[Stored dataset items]

>> start

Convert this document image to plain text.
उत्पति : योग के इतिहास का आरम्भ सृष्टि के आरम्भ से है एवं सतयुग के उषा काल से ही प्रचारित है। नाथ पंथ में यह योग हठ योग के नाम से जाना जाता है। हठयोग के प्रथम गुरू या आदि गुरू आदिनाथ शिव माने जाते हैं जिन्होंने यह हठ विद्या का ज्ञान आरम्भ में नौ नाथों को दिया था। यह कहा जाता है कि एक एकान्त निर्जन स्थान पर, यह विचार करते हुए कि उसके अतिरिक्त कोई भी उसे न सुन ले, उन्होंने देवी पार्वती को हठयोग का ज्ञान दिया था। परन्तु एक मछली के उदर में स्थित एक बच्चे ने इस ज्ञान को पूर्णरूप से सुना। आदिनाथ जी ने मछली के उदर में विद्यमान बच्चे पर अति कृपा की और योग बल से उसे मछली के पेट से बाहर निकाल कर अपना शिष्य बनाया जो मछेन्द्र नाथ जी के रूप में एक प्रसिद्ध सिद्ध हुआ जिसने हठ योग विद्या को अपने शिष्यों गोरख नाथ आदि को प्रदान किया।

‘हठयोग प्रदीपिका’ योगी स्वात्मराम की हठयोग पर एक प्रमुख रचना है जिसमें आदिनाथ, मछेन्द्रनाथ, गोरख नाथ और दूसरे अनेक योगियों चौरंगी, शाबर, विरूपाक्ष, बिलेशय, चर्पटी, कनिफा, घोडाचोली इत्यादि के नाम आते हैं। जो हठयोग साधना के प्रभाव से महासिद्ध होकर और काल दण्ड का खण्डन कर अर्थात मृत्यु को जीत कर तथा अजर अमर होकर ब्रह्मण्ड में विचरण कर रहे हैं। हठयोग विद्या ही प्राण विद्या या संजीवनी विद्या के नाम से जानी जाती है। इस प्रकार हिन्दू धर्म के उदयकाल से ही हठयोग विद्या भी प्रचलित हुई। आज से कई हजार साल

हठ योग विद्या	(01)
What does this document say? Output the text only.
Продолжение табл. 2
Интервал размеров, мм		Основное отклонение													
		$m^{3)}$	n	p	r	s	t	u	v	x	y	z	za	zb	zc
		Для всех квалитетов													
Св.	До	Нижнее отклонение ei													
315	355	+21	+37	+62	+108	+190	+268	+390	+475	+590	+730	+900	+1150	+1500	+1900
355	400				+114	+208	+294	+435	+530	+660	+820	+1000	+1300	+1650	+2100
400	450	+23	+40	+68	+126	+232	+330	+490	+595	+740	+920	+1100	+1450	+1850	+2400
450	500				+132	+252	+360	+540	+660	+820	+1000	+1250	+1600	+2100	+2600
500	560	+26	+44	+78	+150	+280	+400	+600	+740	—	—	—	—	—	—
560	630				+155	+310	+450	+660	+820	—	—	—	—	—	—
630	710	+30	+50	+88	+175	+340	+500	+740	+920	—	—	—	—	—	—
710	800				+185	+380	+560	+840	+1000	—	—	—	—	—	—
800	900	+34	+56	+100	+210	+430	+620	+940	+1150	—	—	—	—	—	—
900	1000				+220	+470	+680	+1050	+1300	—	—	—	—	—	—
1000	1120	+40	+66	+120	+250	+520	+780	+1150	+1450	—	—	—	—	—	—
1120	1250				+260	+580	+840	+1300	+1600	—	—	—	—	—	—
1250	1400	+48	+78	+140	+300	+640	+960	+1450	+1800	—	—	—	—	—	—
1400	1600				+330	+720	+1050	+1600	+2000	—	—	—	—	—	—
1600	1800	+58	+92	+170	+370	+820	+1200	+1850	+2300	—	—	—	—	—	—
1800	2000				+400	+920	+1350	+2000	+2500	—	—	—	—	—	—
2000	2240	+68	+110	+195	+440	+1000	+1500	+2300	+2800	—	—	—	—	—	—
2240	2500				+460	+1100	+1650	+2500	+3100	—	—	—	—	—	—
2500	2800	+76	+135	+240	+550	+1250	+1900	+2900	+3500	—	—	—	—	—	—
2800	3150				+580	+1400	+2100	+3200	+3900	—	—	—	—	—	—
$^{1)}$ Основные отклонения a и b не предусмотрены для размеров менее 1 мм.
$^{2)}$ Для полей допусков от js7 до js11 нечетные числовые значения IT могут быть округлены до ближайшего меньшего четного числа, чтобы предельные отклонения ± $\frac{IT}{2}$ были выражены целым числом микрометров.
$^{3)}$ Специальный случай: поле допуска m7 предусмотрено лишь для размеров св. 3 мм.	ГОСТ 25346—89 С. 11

>> end

- [WRITTEN INSTRUCTION] The whole listing above needs to be written out again exactly.

- [SOLUTION BELOW]
Convert this document image to plain text.
उत्पति : योग के इतिहास का आरम्भ सृष्टि के आरम्भ से है एवं सतयुग के उषा काल से ही प्रचारित है। नाथ पंथ में यह योग हठ योग के नाम से जाना जाता है। हठयोग के प्रथम गुरू या आदि गुरू आदिनाथ शिव माने जाते हैं जिन्होंने यह हठ विद्या का ज्ञान आरम्भ में नौ नाथों को दिया था। यह कहा जाता है कि एक एकान्त निर्जन स्थान पर, यह विचार करते हुए कि उसके अतिरिक्त कोई भी उसे न सुन ले, उन्होंने देवी पार्वती को हठयोग का ज्ञान दिया था। परन्तु एक मछली के उदर में स्थित एक बच्चे ने इस ज्ञान को पूर्णरूप से सुना। आदिनाथ जी ने मछली के उदर में विद्यमान बच्चे पर अति कृपा की और योग बल से उसे मछली के पेट से बाहर निकाल कर अपना शिष्य बनाया जो मछेन्द्र नाथ जी के रूप में एक प्रसिद्ध सिद्ध हुआ जिसने हठ योग विद्या को अपने शिष्यों गोरख नाथ आदि को प्रदान किया।

‘हठयोग प्रदीपिका’ योगी स्वात्मराम की हठयोग पर एक प्रमुख रचना है जिसमें आदिनाथ, मछेन्द्रनाथ, गोरख नाथ और दूसरे अनेक योगियों चौरंगी, शाबर, विरूपाक्ष, बिलेशय, चर्पटी, कनिफा, घोडाचोली इत्यादि के नाम आते हैं। जो हठयोग साधना के प्रभाव से महासिद्ध होकर और काल दण्ड का खण्डन कर अर्थात मृत्यु को जीत कर तथा अजर अमर होकर ब्रह्मण्ड में विचरण कर रहे हैं। हठयोग विद्या ही प्राण विद्या या संजीवनी विद्या के नाम से जानी जाती है। इस प्रकार हिन्दू धर्म के उदयकाल से ही हठयोग विद्या भी प्रचलित हुई। आज से कई हजार साल

हठ योग विद्या	(01)
What does this document say? Output the text only.
Продолжение табл. 2
Интервал размеров, мм		Основное отклонение													
		$m^{3)}$	n	p	r	s	t	u	v	x	y	z	za	zb	zc
		Для всех квалитетов													
Св.	До	Нижнее отклонение ei													
315	355	+21	+37	+62	+108	+190	+268	+390	+475	+590	+730	+900	+1150	+1500	+1900
355	400				+114	+208	+294	+435	+530	+660	+820	+1000	+1300	+1650	+2100
400	450	+23	+40	+68	+126	+232	+330	+490	+595	+740	+920	+1100	+1450	+1850	+2400
450	500				+132	+252	+360	+540	+660	+820	+1000	+1250	+1600	+2100	+2600
500	560	+26	+44	+78	+150	+280	+400	+600	+740	—	—	—	—	—	—
560	630				+155	+310	+450	+660	+820	—	—	—	—	—	—
630	710	+30	+50	+88	+175	+340	+500	+740	+920	—	—	—	—	—	—
710	800				+185	+380	+560	+840	+1000	—	—	—	—	—	—
800	900	+34	+56	+100	+210	+430	+620	+940	+1150	—	—	—	—	—	—
900	1000				+220	+470	+680	+1050	+1300	—	—	—	—	—	—
1000	1120	+40	+66	+120	+250	+520	+780	+1150	+1450	—	—	—	—	—	—
1120	1250				+260	+580	+840	+1300	+1600	—	—	—	—	—	—
1250	1400	+48	+78	+140	+300	+640	+960	+1450	+1800	—	—	—	—	—	—
1400	1600				+330	+720	+1050	+1600	+2000	—	—	—	—	—	—
1600	1800	+58	+92	+170	+370	+820	+1200	+1850	+2300	—	—	—	—	—	—
1800	2000				+400	+920	+1350	+2000	+2500	—	—	—	—	—	—
2000	2240	+68	+110	+195	+440	+1000	+1500	+2300	+2800	—	—	—	—	—	—
2240	2500				+460	+1100	+1650	+2500	+3100	—	—	—	—	—	—
2500	2800	+76	+135	+240	+550	+1250	+1900	+2900	+3500	—	—	—	—	—	—
2800	3150				+580	+1400	+2100	+3200	+3900	—	—	—	—	—	—
$^{1)}$ Основные отклонения a и b не предусмотрены для размеров менее 1 мм.
$^{2)}$ Для полей допусков от js7 до js11 нечетные числовые значения IT могут быть округлены до ближайшего меньшего четного числа, чтобы предельные отклонения ± $\frac{IT}{2}$ были выражены целым числом микрометров.
$^{3)}$ Специальный случай: поле допуска m7 предусмотрено лишь для размеров св. 3 мм.	ГОСТ 25346—89 С. 11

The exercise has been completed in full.